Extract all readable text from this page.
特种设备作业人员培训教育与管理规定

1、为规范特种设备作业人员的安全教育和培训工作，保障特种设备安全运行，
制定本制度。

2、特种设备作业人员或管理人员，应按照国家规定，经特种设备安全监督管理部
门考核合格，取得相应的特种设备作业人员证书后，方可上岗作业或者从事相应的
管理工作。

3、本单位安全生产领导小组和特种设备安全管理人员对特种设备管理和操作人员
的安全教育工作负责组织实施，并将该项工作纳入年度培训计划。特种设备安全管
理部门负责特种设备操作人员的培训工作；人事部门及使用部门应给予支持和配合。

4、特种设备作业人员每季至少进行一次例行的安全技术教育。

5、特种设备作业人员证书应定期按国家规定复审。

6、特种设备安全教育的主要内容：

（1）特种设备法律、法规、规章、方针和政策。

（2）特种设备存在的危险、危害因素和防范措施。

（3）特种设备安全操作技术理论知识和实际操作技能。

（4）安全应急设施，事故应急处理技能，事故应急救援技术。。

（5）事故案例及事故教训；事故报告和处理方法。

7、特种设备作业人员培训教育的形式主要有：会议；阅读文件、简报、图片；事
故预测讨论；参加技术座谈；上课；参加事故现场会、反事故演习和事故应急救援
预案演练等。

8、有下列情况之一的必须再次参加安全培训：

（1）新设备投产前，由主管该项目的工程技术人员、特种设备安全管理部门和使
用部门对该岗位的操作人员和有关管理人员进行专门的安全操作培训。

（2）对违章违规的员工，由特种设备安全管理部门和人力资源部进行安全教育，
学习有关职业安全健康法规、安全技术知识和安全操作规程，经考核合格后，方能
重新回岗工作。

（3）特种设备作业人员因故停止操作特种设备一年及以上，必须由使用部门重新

What you are asked to do - Extract each entry in full, exactly as given.

Answer to this exercise -
Extract all readable text from this page.
特种设备作业人员培训教育与管理规定

1、为规范特种设备作业人员的安全教育和培训工作，保障特种设备安全运行，
制定本制度。

2、特种设备作业人员或管理人员，应按照国家规定，经特种设备安全监督管理部
门考核合格，取得相应的特种设备作业人员证书后，方可上岗作业或者从事相应的
管理工作。

3、本单位安全生产领导小组和特种设备安全管理人员对特种设备管理和操作人员
的安全教育工作负责组织实施，并将该项工作纳入年度培训计划。特种设备安全管
理部门负责特种设备操作人员的培训工作；人事部门及使用部门应给予支持和配合。

4、特种设备作业人员每季至少进行一次例行的安全技术教育。

5、特种设备作业人员证书应定期按国家规定复审。

6、特种设备安全教育的主要内容：

（1）特种设备法律、法规、规章、方针和政策。

（2）特种设备存在的危险、危害因素和防范措施。

（3）特种设备安全操作技术理论知识和实际操作技能。

（4）安全应急设施，事故应急处理技能，事故应急救援技术。。

（5）事故案例及事故教训；事故报告和处理方法。

7、特种设备作业人员培训教育的形式主要有：会议；阅读文件、简报、图片；事
故预测讨论；参加技术座谈；上课；参加事故现场会、反事故演习和事故应急救援
预案演练等。

8、有下列情况之一的必须再次参加安全培训：

（1）新设备投产前，由主管该项目的工程技术人员、特种设备安全管理部门和使
用部门对该岗位的操作人员和有关管理人员进行专门的安全操作培训。

（2）对违章违规的员工，由特种设备安全管理部门和人力资源部进行安全教育，
学习有关职业安全健康法规、安全技术知识和安全操作规程，经考核合格后，方能
重新回岗工作。

（3）特种设备作业人员因故停止操作特种设备一年及以上，必须由使用部门重新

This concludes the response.